**WORK TO DO**
Your task is to copy each line that has the word "jenž".

**PROVIDED DATA**
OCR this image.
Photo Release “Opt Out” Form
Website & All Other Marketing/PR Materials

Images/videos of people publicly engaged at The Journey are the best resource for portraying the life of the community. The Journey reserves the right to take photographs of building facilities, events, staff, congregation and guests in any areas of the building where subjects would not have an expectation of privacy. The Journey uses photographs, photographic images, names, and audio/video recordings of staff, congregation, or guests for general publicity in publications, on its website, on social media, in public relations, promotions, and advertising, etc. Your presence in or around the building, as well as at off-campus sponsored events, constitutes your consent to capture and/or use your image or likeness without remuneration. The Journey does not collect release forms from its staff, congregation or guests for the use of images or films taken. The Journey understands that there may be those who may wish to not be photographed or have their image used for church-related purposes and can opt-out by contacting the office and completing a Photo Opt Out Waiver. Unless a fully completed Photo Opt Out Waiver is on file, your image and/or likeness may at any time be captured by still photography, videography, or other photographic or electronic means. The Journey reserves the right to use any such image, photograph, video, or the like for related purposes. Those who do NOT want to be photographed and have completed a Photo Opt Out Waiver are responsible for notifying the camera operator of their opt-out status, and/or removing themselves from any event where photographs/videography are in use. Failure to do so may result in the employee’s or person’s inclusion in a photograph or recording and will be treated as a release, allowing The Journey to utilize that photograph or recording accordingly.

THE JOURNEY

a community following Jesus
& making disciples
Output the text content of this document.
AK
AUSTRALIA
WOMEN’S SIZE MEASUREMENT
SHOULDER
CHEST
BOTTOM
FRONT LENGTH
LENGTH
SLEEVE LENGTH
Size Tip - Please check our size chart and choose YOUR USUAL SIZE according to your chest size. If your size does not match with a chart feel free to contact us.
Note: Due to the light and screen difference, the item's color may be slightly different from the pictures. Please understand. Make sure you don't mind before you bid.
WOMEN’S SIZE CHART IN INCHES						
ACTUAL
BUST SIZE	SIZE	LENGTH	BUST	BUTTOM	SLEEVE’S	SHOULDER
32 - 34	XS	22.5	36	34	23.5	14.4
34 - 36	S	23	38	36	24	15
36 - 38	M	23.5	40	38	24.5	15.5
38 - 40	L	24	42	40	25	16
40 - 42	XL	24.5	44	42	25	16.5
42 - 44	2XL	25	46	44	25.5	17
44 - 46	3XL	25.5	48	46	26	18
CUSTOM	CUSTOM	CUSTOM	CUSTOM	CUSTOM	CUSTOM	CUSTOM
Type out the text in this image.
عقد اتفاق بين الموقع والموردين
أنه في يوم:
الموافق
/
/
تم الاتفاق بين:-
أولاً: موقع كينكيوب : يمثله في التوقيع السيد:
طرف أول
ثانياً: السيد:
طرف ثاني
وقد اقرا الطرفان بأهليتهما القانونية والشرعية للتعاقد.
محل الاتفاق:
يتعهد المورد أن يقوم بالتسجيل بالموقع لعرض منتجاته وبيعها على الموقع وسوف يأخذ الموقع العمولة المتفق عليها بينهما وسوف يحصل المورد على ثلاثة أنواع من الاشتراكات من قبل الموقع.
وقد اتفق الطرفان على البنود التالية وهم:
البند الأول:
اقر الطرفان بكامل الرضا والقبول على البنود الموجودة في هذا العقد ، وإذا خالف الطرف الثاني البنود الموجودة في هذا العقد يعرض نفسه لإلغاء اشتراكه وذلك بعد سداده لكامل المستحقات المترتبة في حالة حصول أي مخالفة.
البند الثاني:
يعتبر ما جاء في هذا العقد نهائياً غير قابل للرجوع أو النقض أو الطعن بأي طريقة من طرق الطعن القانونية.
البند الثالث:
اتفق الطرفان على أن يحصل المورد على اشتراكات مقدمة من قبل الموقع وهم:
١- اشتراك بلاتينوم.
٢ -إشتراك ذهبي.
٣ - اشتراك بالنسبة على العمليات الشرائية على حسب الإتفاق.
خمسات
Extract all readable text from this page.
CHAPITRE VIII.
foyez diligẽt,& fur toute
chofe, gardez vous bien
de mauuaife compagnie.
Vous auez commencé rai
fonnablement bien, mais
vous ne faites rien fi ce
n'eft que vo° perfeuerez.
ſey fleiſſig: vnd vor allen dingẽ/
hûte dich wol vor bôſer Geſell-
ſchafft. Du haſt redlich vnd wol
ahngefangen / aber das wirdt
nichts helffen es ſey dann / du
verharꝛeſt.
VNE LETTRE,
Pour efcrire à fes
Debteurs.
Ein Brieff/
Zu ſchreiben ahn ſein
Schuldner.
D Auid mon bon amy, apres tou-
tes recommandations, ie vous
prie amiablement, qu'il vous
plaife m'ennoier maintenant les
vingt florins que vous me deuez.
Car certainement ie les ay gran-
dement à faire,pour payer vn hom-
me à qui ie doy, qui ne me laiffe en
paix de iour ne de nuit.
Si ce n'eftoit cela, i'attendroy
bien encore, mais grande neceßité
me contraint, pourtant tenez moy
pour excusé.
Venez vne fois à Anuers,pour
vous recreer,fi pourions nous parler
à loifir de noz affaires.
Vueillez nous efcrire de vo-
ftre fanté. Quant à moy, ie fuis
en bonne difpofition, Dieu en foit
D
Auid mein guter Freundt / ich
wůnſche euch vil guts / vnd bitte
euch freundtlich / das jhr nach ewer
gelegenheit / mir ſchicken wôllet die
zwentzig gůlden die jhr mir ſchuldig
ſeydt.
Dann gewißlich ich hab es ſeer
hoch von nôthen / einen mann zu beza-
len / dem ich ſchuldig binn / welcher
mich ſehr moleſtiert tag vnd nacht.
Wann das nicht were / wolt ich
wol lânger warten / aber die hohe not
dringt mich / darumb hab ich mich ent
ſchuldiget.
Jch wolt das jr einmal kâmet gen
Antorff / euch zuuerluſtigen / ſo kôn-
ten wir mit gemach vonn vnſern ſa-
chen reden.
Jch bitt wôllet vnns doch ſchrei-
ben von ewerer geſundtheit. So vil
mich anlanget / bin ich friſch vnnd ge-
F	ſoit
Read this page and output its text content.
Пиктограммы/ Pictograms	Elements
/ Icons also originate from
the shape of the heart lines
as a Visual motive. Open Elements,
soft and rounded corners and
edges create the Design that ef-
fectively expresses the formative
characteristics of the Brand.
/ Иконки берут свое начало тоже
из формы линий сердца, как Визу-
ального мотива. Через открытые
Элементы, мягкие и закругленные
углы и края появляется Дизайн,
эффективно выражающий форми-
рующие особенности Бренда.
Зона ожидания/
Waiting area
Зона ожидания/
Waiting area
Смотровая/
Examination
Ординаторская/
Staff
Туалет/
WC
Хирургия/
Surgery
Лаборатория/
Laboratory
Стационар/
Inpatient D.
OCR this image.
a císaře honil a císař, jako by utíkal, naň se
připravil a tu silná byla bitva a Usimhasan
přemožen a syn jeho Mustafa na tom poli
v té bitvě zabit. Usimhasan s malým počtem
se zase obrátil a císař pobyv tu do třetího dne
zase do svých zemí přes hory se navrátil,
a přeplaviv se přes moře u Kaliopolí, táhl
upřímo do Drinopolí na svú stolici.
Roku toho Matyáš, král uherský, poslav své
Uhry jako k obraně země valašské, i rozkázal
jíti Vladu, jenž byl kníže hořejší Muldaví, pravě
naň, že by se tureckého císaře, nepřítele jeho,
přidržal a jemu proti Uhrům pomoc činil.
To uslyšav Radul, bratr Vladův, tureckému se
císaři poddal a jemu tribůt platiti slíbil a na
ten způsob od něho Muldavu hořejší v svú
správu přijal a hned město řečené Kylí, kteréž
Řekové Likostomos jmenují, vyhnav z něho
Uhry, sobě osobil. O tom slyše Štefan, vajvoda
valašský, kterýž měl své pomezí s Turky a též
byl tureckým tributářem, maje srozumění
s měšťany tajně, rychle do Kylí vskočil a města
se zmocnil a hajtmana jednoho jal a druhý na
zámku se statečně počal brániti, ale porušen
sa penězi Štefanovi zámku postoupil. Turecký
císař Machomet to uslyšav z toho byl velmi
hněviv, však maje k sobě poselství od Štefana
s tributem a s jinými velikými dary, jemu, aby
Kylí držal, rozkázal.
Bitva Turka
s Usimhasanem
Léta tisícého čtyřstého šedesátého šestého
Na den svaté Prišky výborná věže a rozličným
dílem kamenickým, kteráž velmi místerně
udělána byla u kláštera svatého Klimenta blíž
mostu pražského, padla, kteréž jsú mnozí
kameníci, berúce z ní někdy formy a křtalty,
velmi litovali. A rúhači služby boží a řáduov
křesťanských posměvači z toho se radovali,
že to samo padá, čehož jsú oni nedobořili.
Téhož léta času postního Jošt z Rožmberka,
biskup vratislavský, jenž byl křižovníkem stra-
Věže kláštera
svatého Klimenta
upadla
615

**THE COMPLETED TASK**
jíti Vladu, jenž byl kníže hořejší Muldaví, pravě
biskup vratislavský, jenž byl křižovníkem stra-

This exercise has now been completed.